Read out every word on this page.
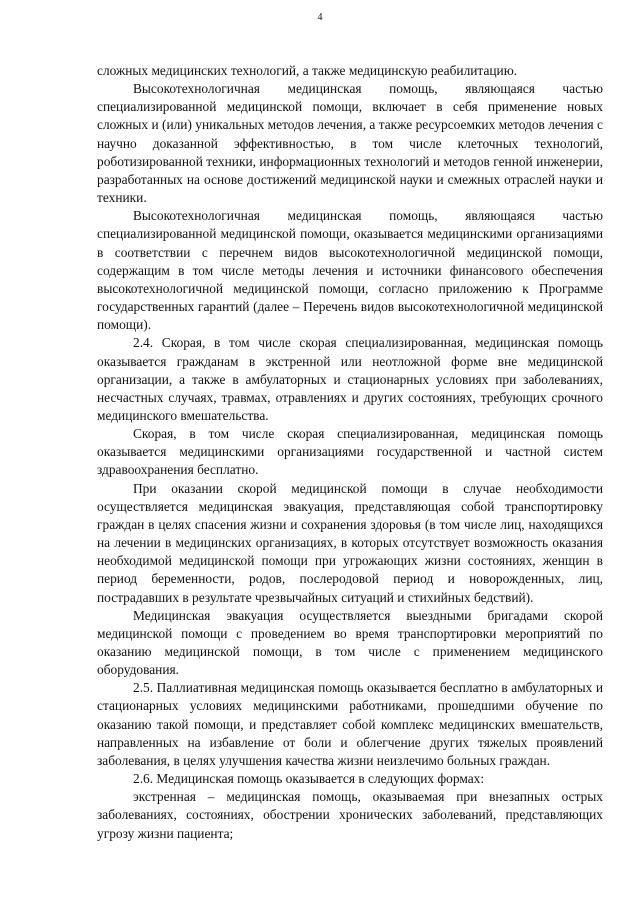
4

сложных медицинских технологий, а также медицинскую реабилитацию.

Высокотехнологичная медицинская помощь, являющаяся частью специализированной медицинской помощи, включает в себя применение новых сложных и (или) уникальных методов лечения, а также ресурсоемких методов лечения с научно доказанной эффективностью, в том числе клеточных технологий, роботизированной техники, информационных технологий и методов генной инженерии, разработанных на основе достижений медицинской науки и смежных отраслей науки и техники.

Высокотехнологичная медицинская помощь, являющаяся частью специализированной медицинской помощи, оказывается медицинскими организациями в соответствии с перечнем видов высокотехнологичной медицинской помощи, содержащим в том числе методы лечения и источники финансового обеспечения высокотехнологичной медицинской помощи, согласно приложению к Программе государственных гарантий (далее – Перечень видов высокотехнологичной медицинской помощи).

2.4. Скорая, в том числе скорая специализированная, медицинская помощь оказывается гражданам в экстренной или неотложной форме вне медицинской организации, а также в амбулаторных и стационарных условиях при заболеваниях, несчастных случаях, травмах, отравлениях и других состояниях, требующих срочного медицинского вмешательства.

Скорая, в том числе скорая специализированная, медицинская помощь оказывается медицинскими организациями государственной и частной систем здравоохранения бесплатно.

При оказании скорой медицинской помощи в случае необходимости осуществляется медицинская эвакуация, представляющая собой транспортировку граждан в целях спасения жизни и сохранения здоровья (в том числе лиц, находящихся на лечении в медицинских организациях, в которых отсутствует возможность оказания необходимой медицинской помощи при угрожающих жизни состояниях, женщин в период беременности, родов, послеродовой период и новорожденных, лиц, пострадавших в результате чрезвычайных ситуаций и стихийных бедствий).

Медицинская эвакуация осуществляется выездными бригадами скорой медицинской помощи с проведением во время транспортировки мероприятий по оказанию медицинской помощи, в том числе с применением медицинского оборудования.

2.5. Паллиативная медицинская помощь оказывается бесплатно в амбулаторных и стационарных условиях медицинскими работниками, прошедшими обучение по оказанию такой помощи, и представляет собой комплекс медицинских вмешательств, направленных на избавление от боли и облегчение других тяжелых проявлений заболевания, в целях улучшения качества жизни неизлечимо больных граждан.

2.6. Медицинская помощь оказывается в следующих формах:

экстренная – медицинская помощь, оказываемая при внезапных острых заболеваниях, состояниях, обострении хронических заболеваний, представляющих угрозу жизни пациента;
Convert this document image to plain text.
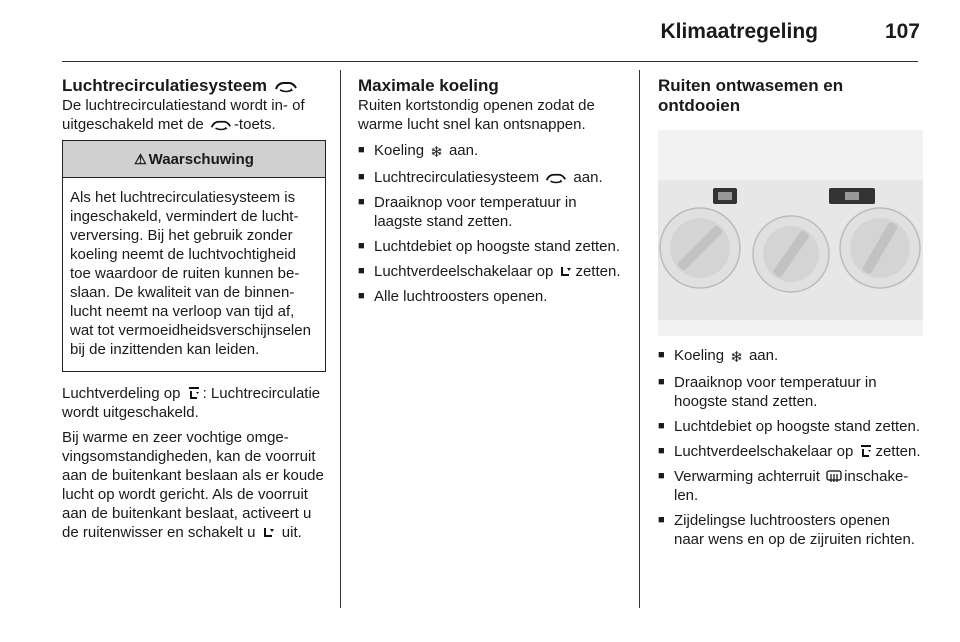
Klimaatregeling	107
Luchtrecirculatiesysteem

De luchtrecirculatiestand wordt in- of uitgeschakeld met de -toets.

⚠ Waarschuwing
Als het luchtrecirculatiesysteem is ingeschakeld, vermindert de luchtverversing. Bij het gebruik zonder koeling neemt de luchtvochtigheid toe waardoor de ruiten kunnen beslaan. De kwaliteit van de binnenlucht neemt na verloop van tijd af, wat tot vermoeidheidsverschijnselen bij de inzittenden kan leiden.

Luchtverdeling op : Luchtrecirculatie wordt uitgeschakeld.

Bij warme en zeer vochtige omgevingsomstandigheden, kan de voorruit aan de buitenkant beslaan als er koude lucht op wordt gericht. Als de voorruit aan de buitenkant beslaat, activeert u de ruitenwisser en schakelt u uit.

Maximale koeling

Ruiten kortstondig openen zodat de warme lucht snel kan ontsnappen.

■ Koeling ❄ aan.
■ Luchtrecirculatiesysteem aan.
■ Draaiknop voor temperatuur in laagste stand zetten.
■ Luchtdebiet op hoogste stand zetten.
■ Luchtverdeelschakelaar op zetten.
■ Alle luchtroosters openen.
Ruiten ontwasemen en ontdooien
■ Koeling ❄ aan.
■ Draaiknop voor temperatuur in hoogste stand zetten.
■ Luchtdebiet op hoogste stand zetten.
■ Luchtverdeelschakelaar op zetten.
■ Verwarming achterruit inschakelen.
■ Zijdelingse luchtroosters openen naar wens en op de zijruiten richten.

***

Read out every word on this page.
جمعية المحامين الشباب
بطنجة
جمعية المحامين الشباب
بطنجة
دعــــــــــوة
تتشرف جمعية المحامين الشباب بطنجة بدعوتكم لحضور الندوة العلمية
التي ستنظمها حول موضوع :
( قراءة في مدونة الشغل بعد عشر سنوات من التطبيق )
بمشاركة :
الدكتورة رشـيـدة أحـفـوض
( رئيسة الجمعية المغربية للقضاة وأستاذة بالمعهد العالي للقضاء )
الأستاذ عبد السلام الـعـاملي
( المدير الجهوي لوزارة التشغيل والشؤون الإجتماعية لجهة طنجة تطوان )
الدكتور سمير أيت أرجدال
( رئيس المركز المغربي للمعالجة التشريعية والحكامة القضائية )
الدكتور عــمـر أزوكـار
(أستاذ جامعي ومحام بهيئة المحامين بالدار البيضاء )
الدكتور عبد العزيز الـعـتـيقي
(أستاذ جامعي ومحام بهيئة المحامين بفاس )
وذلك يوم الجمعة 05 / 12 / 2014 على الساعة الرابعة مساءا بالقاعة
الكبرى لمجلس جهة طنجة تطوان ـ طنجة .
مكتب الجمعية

***

» Given problem:
Show the lines of the material that contain the word "بهيئة".

» Completed exercise:
(أستاذ جامعي ومحام بهيئة المحامين بالدار البيضاء )
(أستاذ جامعي ومحام بهيئة المحامين بفاس )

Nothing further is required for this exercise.